TO DO: In the material below, find all lines with the string "will" and copy them.

EXCERPTED DATA:
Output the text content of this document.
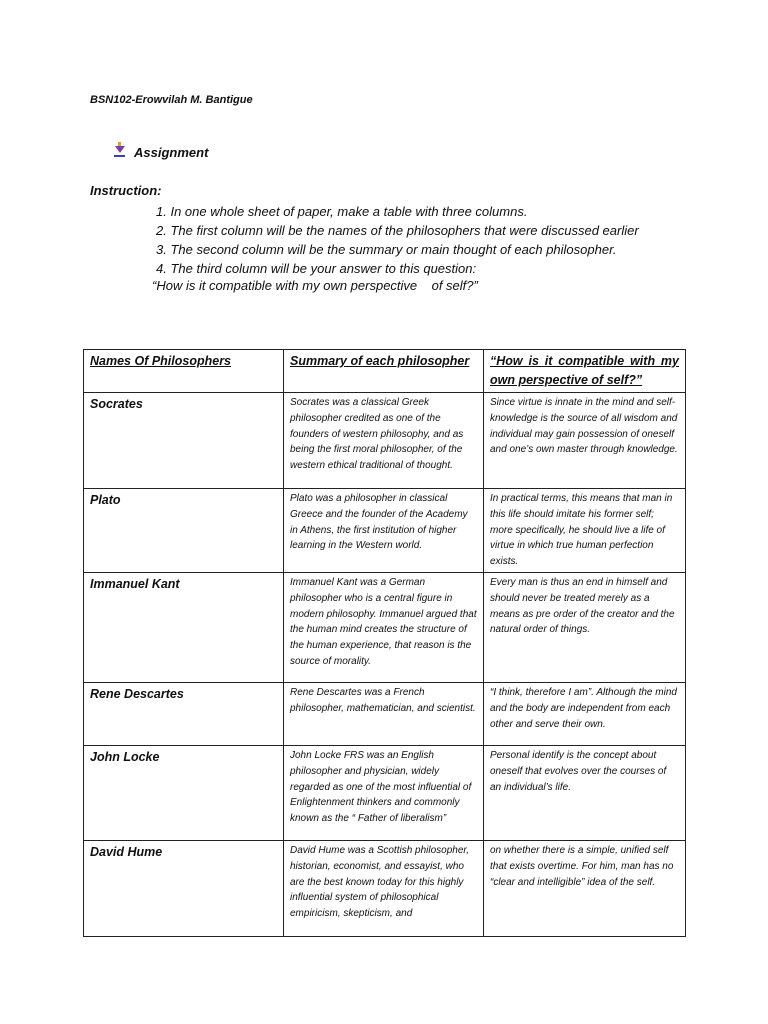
BSN102-Erowvilah M. Bantigue
Assignment
Instruction:
1. In one whole sheet of paper, make a table with three columns.
2. The first column will be the names of the philosophers that were discussed earlier
3. The second column will be the summary or main thought of each philosopher.
4. The third column will be your answer to this question:
“How is it compatible with my own perspective    of self?”
Names Of Philosophers	Summary of each philosopher	“How is it compatible with my own perspective of self?”
Socrates	Socrates was a classical Greek philosopher credited as one of the founders of western philosophy, and as being the first moral philosopher, of the western ethical traditional of thought.	Since virtue is innate in the mind and self-knowledge is the source of all wisdom and individual may gain possession of oneself and one’s own master through knowledge.
Plato	Plato was a philosopher in classical Greece and the founder of the Academy in Athens, the first institution of higher learning in the Western world.	In practical terms, this means that man in this life should imitate his former self; more specifically, he should live a life of virtue in which true human perfection exists.
Immanuel Kant	Immanuel Kant was a German philosopher who is a central figure in modern philosophy. Immanuel argued that the human mind creates the structure of the human experience, that reason is the source of morality.	Every man is thus an end in himself and should never be treated merely as a means as pre order of the creator and the natural order of things.
Rene Descartes	Rene Descartes was a French philosopher, mathematician, and scientist.	“I think, therefore I am”. Although the mind and the body are independent from each other and serve their own.
John Locke	John Locke FRS was an English philosopher and physician, widely regarded as one of the most influential of Enlightenment thinkers and commonly known as the “ Father of liberalism”	Personal identify is the concept about oneself that evolves over the courses of an individual’s life.
David Hume	David Hume was a Scottish philosopher, historian, economist, and essayist, who are the best known today for this highly influential system of philosophical empiricism, skepticism, and	on whether there is a simple, unified self that exists overtime. For him, man has no “clear and intelligible” idea of the self.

PROBLEM SOLUTION:
2. The first column will be the names of the philosophers that were discussed earlier
3. The second column will be the summary or main thought of each philosopher.
4. The third column will be your answer to this question:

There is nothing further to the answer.